━━━━━ Given data

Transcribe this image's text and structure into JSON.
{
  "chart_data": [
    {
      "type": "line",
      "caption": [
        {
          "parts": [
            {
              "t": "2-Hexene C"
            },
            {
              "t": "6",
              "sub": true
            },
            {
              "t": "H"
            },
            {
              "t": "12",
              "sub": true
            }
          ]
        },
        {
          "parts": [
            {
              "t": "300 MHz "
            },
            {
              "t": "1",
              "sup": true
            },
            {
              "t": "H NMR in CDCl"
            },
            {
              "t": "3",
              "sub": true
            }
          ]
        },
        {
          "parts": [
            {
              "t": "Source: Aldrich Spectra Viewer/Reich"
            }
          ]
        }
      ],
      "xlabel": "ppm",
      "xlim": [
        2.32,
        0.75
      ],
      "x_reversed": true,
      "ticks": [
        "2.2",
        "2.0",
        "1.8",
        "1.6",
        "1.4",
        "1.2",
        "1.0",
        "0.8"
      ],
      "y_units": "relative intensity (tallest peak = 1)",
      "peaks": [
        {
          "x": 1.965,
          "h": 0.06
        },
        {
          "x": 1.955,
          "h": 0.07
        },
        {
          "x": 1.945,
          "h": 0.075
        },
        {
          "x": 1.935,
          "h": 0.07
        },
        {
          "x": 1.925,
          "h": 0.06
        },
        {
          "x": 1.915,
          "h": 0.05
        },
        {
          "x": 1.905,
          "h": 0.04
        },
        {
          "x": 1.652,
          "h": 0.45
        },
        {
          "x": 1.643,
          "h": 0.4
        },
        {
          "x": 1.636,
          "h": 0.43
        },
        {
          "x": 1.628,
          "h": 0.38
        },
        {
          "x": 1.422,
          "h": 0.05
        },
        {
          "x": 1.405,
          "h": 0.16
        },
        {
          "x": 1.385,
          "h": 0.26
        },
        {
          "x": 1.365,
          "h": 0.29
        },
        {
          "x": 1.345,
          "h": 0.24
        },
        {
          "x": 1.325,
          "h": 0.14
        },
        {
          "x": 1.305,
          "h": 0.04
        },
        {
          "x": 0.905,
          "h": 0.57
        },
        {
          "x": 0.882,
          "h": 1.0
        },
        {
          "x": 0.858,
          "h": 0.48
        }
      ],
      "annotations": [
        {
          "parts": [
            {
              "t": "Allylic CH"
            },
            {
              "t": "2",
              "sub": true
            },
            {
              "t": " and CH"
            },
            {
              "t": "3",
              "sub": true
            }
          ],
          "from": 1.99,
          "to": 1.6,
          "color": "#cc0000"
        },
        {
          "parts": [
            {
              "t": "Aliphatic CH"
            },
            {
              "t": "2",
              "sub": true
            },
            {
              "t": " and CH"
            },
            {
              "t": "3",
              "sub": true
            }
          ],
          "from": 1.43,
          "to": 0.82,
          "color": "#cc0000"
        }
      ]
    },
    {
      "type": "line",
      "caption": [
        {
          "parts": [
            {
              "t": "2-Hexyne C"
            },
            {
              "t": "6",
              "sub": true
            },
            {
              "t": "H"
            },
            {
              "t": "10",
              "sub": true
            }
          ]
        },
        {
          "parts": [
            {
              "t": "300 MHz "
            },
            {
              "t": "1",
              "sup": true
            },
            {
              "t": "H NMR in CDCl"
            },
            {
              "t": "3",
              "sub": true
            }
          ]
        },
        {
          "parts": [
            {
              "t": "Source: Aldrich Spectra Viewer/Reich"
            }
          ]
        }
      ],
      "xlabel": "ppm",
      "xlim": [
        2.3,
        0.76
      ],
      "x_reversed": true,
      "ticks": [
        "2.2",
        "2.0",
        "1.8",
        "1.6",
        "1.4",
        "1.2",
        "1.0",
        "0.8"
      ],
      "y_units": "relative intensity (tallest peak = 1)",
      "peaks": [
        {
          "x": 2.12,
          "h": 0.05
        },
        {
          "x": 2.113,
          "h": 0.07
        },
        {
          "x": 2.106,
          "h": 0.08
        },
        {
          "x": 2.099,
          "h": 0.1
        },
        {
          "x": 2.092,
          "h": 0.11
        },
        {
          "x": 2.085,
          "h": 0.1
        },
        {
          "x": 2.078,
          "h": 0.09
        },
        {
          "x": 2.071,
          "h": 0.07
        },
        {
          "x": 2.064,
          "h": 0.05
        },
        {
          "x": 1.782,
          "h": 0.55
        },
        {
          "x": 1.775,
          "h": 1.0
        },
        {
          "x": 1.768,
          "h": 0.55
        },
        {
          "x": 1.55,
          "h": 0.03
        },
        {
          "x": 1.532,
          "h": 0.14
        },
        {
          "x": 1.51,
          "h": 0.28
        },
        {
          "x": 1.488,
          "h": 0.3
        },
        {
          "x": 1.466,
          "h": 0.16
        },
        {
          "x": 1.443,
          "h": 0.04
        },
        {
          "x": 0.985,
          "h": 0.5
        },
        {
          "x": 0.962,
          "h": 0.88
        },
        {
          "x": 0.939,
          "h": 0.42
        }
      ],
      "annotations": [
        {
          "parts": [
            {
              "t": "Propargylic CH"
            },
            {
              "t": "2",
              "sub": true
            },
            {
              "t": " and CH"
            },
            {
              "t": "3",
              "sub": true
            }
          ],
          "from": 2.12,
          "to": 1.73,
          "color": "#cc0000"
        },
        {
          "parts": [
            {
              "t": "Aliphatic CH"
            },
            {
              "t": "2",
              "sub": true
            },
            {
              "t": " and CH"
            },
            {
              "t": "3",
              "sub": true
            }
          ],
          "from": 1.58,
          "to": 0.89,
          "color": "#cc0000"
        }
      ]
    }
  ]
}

━━━━━━━━━━

What the exercise asks: Repeat the records above exactly as they appear.

The output:
Transcribe this image's text and structure into JSON.
{
  "chart_data": [
    {
      "type": "line",
      "caption": [
        {
          "parts": [
            {
              "t": "2-Hexene C"
            },
            {
              "t": "6",
              "sub": true
            },
            {
              "t": "H"
            },
            {
              "t": "12",
              "sub": true
            }
          ]
        },
        {
          "parts": [
            {
              "t": "300 MHz "
            },
            {
              "t": "1",
              "sup": true
            },
            {
              "t": "H NMR in CDCl"
            },
            {
              "t": "3",
              "sub": true
            }
          ]
        },
        {
          "parts": [
            {
              "t": "Source: Aldrich Spectra Viewer/Reich"
            }
          ]
        }
      ],
      "xlabel": "ppm",
      "xlim": [
        2.32,
        0.75
      ],
      "x_reversed": true,
      "ticks": [
        "2.2",
        "2.0",
        "1.8",
        "1.6",
        "1.4",
        "1.2",
        "1.0",
        "0.8"
      ],
      "y_units": "relative intensity (tallest peak = 1)",
      "peaks": [
        {
          "x": 1.965,
          "h": 0.06
        },
        {
          "x": 1.955,
          "h": 0.07
        },
        {
          "x": 1.945,
          "h": 0.075
        },
        {
          "x": 1.935,
          "h": 0.07
        },
        {
          "x": 1.925,
          "h": 0.06
        },
        {
          "x": 1.915,
          "h": 0.05
        },
        {
          "x": 1.905,
          "h": 0.04
        },
        {
          "x": 1.652,
          "h": 0.45
        },
        {
          "x": 1.643,
          "h": 0.4
        },
        {
          "x": 1.636,
          "h": 0.43
        },
        {
          "x": 1.628,
          "h": 0.38
        },
        {
          "x": 1.422,
          "h": 0.05
        },
        {
          "x": 1.405,
          "h": 0.16
        },
        {
          "x": 1.385,
          "h": 0.26
        },
        {
          "x": 1.365,
          "h": 0.29
        },
        {
          "x": 1.345,
          "h": 0.24
        },
        {
          "x": 1.325,
          "h": 0.14
        },
        {
          "x": 1.305,
          "h": 0.04
        },
        {
          "x": 0.905,
          "h": 0.57
        },
        {
          "x": 0.882,
          "h": 1.0
        },
        {
          "x": 0.858,
          "h": 0.48
        }
      ],
      "annotations": [
        {
          "parts": [
            {
              "t": "Allylic CH"
            },
            {
              "t": "2",
              "sub": true
            },
            {
              "t": " and CH"
            },
            {
              "t": "3",
              "sub": true
            }
          ],
          "from": 1.99,
          "to": 1.6,
          "color": "#cc0000"
        },
        {
          "parts": [
            {
              "t": "Aliphatic CH"
            },
            {
              "t": "2",
              "sub": true
            },
            {
              "t": " and CH"
            },
            {
              "t": "3",
              "sub": true
            }
          ],
          "from": 1.43,
          "to": 0.82,
          "color": "#cc0000"
        }
      ]
    },
    {
      "type": "line",
      "caption": [
        {
          "parts": [
            {
              "t": "2-Hexyne C"
            },
            {
              "t": "6",
              "sub": true
            },
            {
              "t": "H"
            },
            {
              "t": "10",
              "sub": true
            }
          ]
        },
        {
          "parts": [
            {
              "t": "300 MHz "
            },
            {
              "t": "1",
              "sup": true
            },
            {
              "t": "H NMR in CDCl"
            },
            {
              "t": "3",
              "sub": true
            }
          ]
        },
        {
          "parts": [
            {
              "t": "Source: Aldrich Spectra Viewer/Reich"
            }
          ]
        }
      ],
      "xlabel": "ppm",
      "xlim": [
        2.3,
        0.76
      ],
      "x_reversed": true,
      "ticks": [
        "2.2",
        "2.0",
        "1.8",
        "1.6",
        "1.4",
        "1.2",
        "1.0",
        "0.8"
      ],
      "y_units": "relative intensity (tallest peak = 1)",
      "peaks": [
        {
          "x": 2.12,
          "h": 0.05
        },
        {
          "x": 2.113,
          "h": 0.07
        },
        {
          "x": 2.106,
          "h": 0.08
        },
        {
          "x": 2.099,
          "h": 0.1
        },
        {
          "x": 2.092,
          "h": 0.11
        },
        {
          "x": 2.085,
          "h": 0.1
        },
        {
          "x": 2.078,
          "h": 0.09
        },
        {
          "x": 2.071,
          "h": 0.07
        },
        {
          "x": 2.064,
          "h": 0.05
        },
        {
          "x": 1.782,
          "h": 0.55
        },
        {
          "x": 1.775,
          "h": 1.0
        },
        {
          "x": 1.768,
          "h": 0.55
        },
        {
          "x": 1.55,
          "h": 0.03
        },
        {
          "x": 1.532,
          "h": 0.14
        },
        {
          "x": 1.51,
          "h": 0.28
        },
        {
          "x": 1.488,
          "h": 0.3
        },
        {
          "x": 1.466,
          "h": 0.16
        },
        {
          "x": 1.443,
          "h": 0.04
        },
        {
          "x": 0.985,
          "h": 0.5
        },
        {
          "x": 0.962,
          "h": 0.88
        },
        {
          "x": 0.939,
          "h": 0.42
        }
      ],
      "annotations": [
        {
          "parts": [
            {
              "t": "Propargylic CH"
            },
            {
              "t": "2",
              "sub": true
            },
            {
              "t": " and CH"
            },
            {
              "t": "3",
              "sub": true
            }
          ],
          "from": 2.12,
          "to": 1.73,
          "color": "#cc0000"
        },
        {
          "parts": [
            {
              "t": "Aliphatic CH"
            },
            {
              "t": "2",
              "sub": true
            },
            {
              "t": " and CH"
            },
            {
              "t": "3",
              "sub": true
            }
          ],
          "from": 1.58,
          "to": 0.89,
          "color": "#cc0000"
        }
      ]
    }
  ]
}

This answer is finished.